* [TASK TO CARRY OUT]
Searching the material below, find each line that includes the word "administrators", and copy it.
═══ ENTRIES SHOWN
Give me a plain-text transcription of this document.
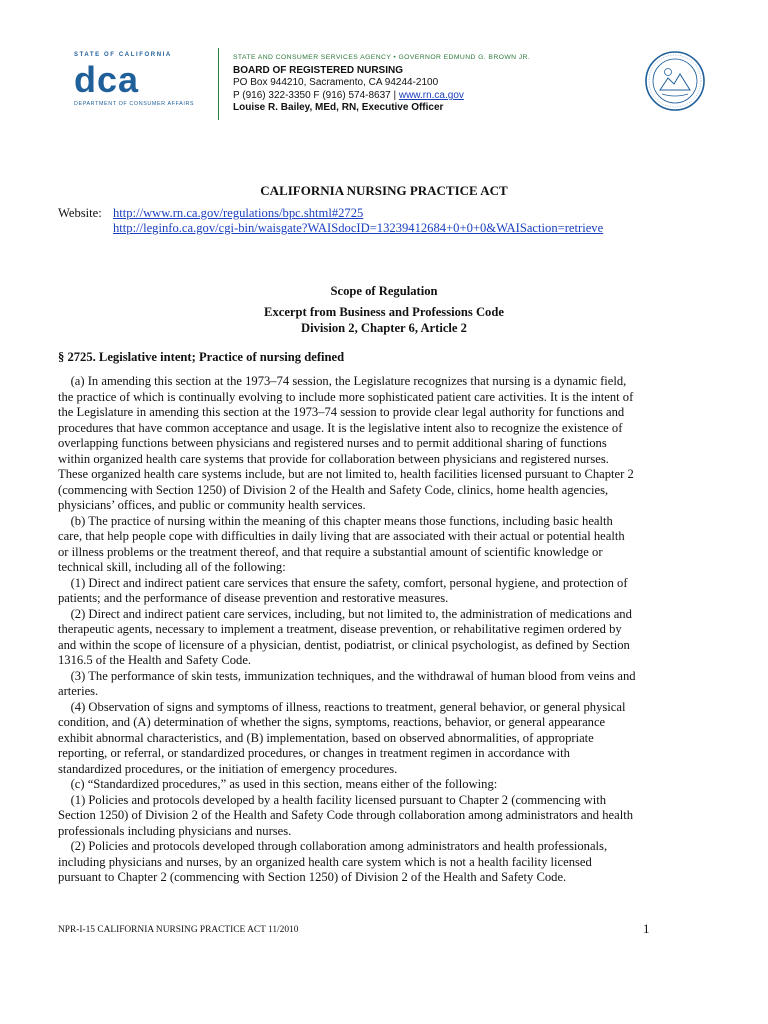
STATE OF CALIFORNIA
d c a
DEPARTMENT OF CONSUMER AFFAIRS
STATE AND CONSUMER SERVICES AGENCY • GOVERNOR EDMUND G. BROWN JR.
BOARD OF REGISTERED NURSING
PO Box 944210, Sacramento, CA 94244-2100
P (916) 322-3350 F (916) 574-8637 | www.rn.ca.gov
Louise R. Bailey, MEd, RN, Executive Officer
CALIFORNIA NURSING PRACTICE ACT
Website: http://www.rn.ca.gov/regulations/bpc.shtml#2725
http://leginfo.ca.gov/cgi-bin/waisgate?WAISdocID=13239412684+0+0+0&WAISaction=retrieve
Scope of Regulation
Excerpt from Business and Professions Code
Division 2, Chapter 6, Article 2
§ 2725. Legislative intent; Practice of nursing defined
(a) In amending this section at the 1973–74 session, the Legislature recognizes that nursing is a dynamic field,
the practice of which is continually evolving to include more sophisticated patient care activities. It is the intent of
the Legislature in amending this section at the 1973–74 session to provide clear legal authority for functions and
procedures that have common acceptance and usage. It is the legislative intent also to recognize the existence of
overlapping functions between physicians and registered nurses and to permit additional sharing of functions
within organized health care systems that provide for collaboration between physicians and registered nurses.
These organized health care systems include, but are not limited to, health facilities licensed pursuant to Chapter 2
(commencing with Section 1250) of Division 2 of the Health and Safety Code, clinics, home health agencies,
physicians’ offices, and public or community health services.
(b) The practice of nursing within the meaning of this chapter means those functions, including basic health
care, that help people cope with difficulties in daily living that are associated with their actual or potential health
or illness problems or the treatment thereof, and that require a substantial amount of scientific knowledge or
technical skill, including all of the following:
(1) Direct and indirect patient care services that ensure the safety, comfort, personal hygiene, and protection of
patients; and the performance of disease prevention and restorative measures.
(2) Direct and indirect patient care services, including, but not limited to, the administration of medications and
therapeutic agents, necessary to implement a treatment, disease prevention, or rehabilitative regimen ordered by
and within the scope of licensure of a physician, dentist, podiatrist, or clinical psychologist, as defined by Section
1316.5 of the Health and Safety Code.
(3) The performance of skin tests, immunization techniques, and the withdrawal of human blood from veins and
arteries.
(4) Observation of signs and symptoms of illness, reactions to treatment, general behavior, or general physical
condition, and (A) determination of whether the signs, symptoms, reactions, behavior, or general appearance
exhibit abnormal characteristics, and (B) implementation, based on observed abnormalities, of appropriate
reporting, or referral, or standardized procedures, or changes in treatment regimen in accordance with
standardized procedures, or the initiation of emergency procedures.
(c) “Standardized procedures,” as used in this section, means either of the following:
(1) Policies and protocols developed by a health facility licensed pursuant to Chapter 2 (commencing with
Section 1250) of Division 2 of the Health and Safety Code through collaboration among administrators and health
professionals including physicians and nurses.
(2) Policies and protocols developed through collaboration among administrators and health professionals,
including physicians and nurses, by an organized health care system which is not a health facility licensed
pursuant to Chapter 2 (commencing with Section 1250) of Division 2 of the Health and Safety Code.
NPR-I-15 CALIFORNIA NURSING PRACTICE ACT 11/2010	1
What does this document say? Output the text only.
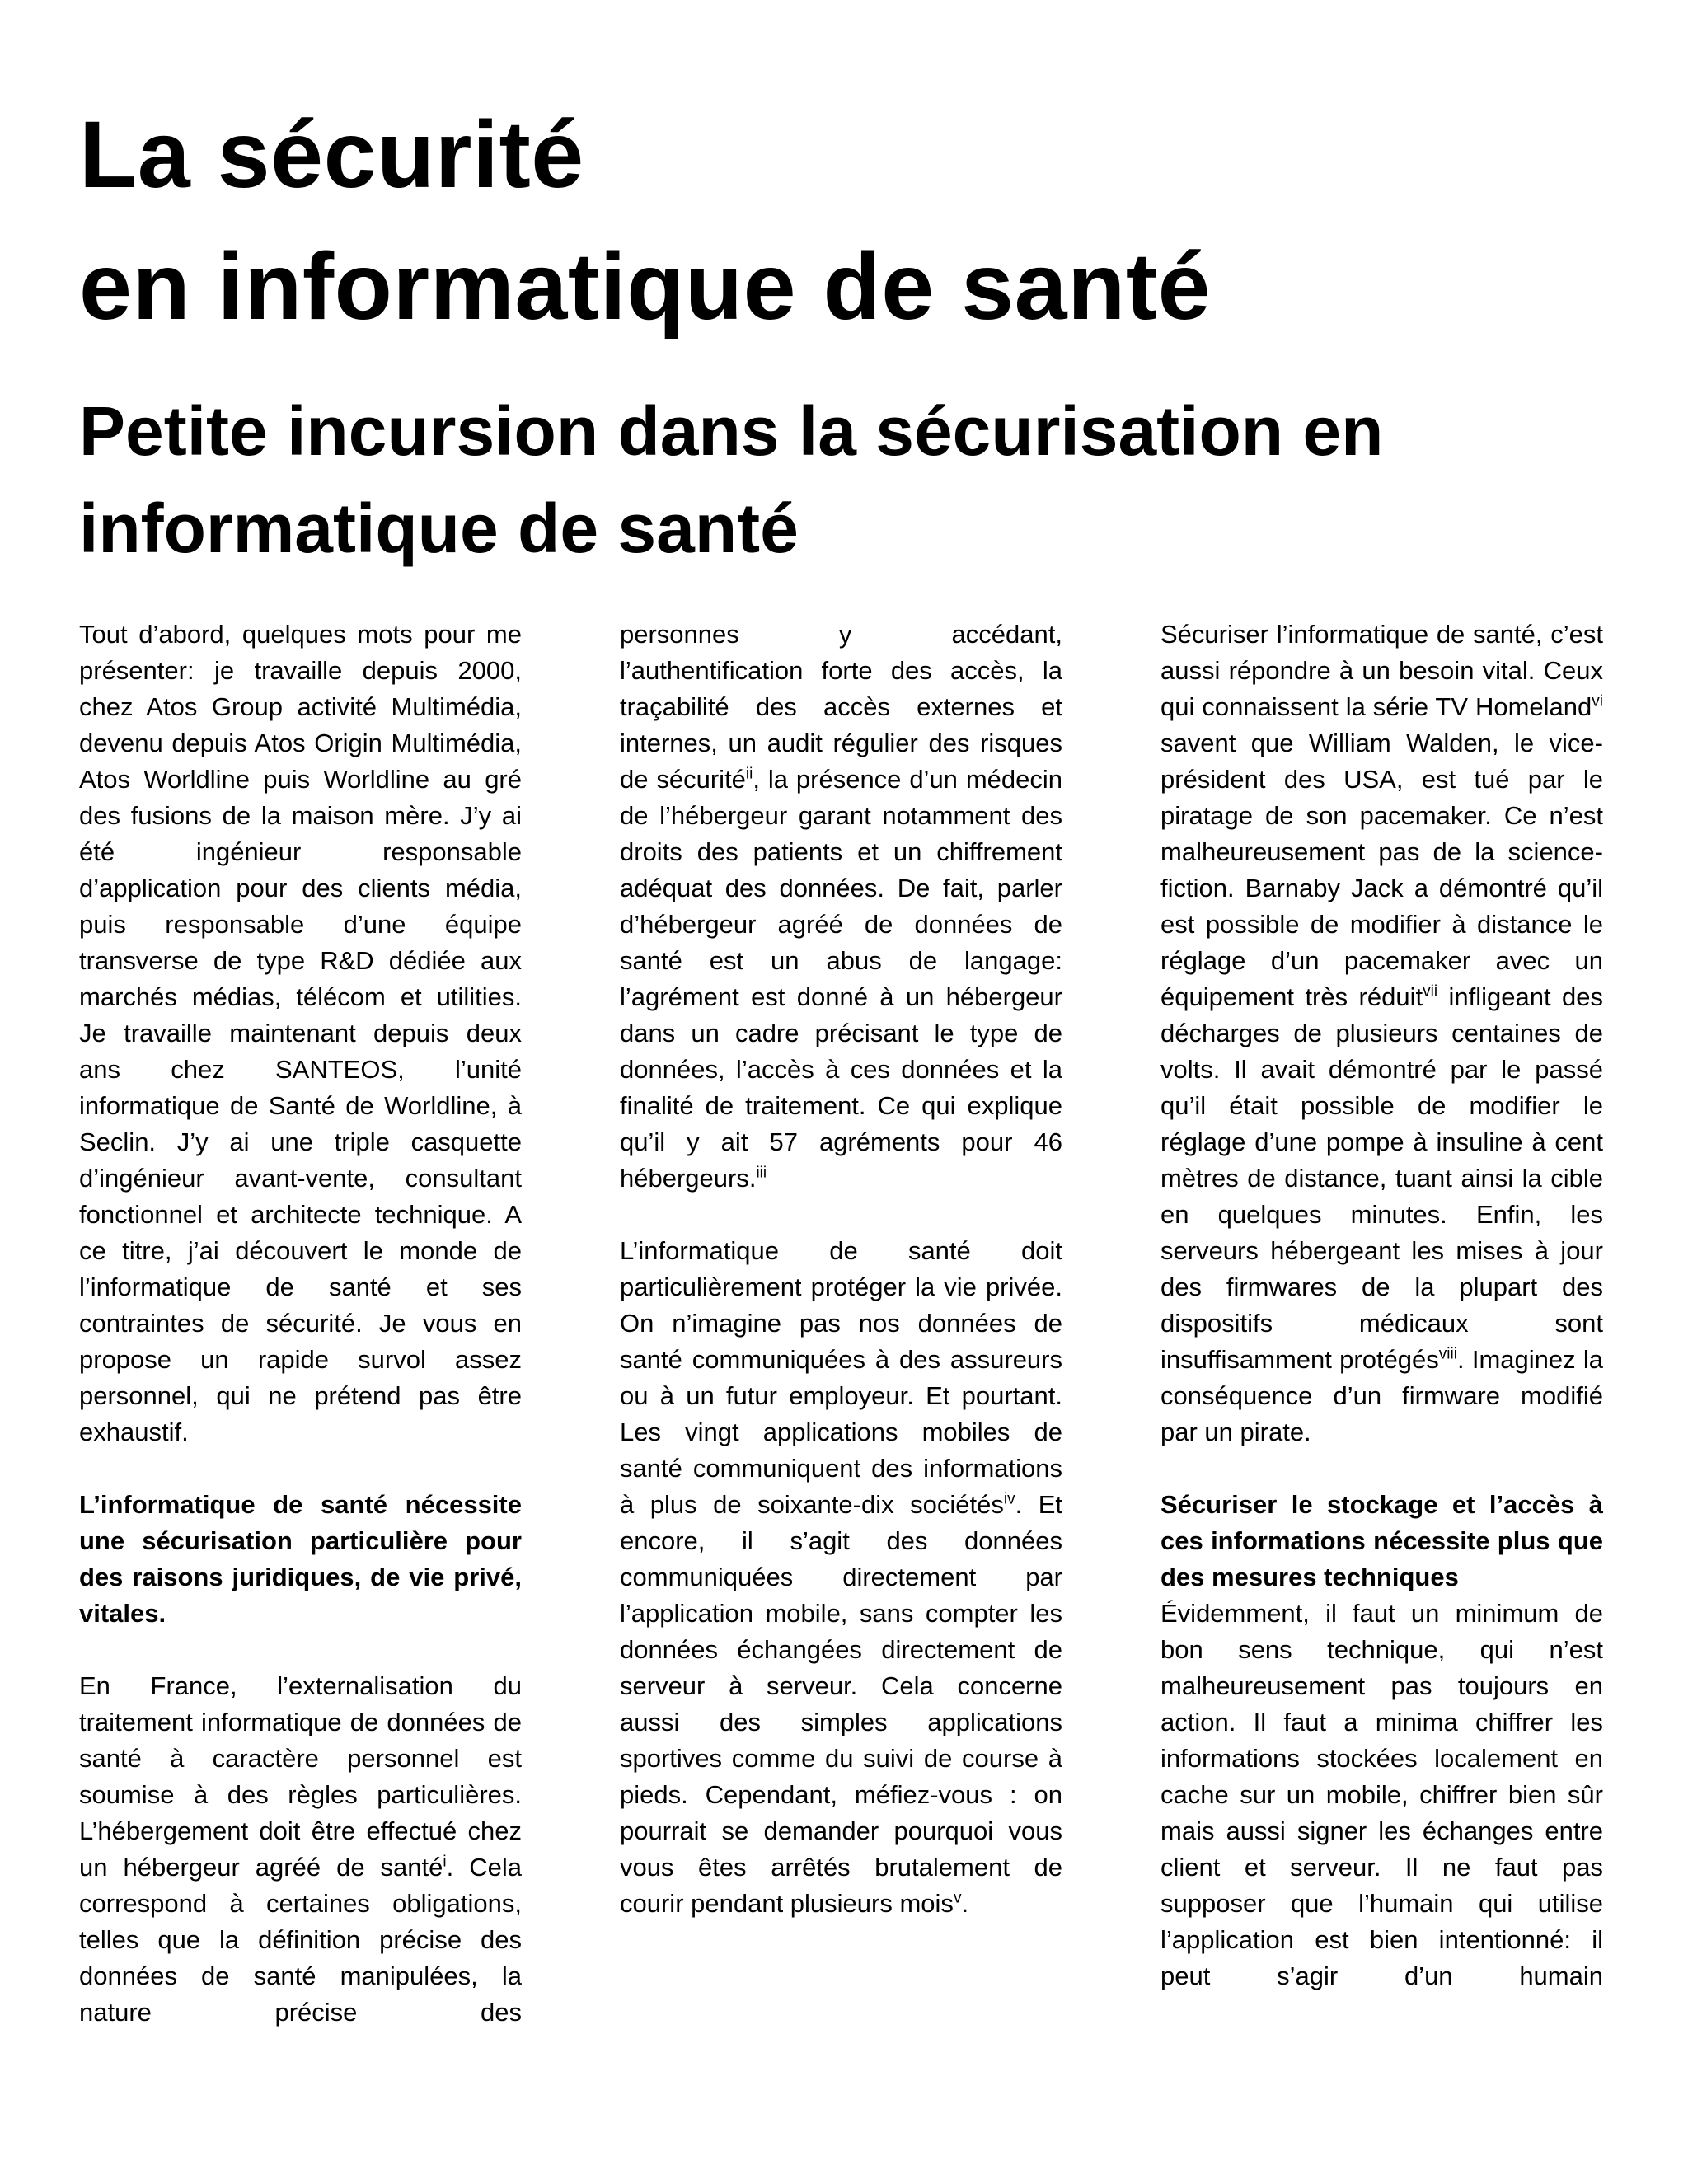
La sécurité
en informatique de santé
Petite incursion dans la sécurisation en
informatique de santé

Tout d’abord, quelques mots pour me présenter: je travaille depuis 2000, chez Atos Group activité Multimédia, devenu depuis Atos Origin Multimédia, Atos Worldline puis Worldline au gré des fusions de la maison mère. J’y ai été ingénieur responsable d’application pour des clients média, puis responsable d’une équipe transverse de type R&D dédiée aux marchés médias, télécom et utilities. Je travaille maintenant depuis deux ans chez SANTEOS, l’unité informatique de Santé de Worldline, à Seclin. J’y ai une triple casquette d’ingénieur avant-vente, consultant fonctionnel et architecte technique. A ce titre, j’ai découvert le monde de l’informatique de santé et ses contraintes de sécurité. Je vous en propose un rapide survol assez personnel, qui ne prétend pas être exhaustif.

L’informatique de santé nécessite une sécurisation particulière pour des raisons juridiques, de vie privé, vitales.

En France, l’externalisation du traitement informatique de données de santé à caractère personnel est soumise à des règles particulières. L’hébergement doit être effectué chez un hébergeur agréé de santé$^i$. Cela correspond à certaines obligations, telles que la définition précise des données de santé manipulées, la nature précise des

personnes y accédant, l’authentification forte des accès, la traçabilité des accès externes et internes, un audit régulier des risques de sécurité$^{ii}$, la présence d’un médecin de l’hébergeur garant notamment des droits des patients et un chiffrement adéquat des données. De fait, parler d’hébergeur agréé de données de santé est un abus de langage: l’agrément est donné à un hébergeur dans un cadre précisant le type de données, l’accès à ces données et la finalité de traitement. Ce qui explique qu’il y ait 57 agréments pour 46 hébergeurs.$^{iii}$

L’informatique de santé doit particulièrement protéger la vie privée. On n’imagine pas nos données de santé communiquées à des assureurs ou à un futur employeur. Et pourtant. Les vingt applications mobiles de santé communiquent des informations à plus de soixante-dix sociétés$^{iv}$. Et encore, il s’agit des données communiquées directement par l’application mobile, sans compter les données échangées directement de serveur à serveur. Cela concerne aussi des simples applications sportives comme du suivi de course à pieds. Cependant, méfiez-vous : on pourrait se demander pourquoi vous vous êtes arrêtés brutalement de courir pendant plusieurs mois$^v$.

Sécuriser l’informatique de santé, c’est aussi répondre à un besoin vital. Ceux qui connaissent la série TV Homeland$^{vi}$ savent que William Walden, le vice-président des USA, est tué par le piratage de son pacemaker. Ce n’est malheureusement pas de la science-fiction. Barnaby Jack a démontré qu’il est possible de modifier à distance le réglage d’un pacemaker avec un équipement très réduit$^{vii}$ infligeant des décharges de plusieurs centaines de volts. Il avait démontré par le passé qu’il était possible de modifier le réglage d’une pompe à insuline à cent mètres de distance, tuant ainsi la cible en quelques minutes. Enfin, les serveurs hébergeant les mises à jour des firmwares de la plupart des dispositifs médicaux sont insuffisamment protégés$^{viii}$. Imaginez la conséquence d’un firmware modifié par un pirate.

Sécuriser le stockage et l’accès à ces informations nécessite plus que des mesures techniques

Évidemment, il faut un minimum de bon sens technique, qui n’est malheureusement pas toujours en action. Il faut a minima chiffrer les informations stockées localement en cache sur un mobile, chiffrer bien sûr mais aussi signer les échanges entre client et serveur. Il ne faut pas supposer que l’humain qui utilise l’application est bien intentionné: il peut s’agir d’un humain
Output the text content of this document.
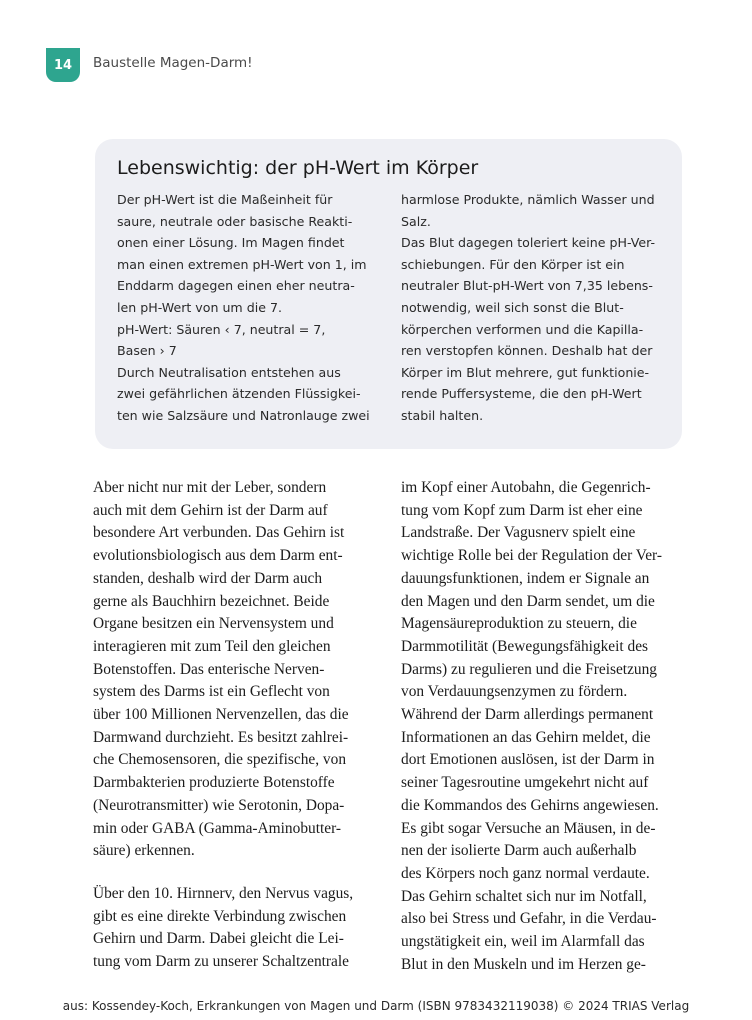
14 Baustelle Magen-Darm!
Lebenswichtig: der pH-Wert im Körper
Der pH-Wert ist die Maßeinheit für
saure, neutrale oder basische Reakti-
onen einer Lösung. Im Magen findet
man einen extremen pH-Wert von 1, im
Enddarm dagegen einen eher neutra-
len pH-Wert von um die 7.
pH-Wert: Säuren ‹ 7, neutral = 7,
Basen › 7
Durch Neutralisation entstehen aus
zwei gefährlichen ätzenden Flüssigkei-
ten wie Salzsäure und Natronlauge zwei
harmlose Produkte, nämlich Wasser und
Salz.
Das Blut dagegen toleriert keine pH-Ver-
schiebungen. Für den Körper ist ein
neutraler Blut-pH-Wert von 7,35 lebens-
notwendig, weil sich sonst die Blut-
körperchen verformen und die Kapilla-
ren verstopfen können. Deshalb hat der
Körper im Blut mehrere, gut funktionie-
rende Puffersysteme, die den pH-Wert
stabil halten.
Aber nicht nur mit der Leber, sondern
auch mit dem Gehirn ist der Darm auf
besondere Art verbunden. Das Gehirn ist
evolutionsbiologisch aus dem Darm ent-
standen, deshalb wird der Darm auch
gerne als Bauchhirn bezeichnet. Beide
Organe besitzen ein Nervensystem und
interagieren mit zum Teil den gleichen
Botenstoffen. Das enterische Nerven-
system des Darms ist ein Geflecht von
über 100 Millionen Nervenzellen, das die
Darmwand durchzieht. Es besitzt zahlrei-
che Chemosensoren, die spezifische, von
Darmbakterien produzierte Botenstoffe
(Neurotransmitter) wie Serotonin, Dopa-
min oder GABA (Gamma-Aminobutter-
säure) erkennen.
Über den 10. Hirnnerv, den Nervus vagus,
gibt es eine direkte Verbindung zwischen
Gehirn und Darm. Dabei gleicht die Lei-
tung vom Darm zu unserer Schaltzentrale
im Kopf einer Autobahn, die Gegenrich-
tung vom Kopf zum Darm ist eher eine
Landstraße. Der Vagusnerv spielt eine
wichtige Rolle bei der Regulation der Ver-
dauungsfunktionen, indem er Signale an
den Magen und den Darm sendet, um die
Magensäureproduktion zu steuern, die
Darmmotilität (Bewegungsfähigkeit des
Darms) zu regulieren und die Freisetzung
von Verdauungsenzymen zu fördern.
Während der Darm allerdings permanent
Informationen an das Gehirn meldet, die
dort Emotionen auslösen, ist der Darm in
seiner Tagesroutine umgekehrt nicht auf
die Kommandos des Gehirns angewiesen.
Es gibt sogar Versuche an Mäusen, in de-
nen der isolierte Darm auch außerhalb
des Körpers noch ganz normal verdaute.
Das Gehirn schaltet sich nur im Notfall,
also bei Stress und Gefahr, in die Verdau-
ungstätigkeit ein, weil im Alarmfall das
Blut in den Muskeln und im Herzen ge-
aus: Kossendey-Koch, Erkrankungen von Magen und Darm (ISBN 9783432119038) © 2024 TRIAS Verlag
══════
* [FINISHED EXERCISE]
Section 1250) of Division 2 of the Health and Safety Code through collaboration among administrators and health
(2) Policies and protocols developed through collaboration among administrators and health professionals,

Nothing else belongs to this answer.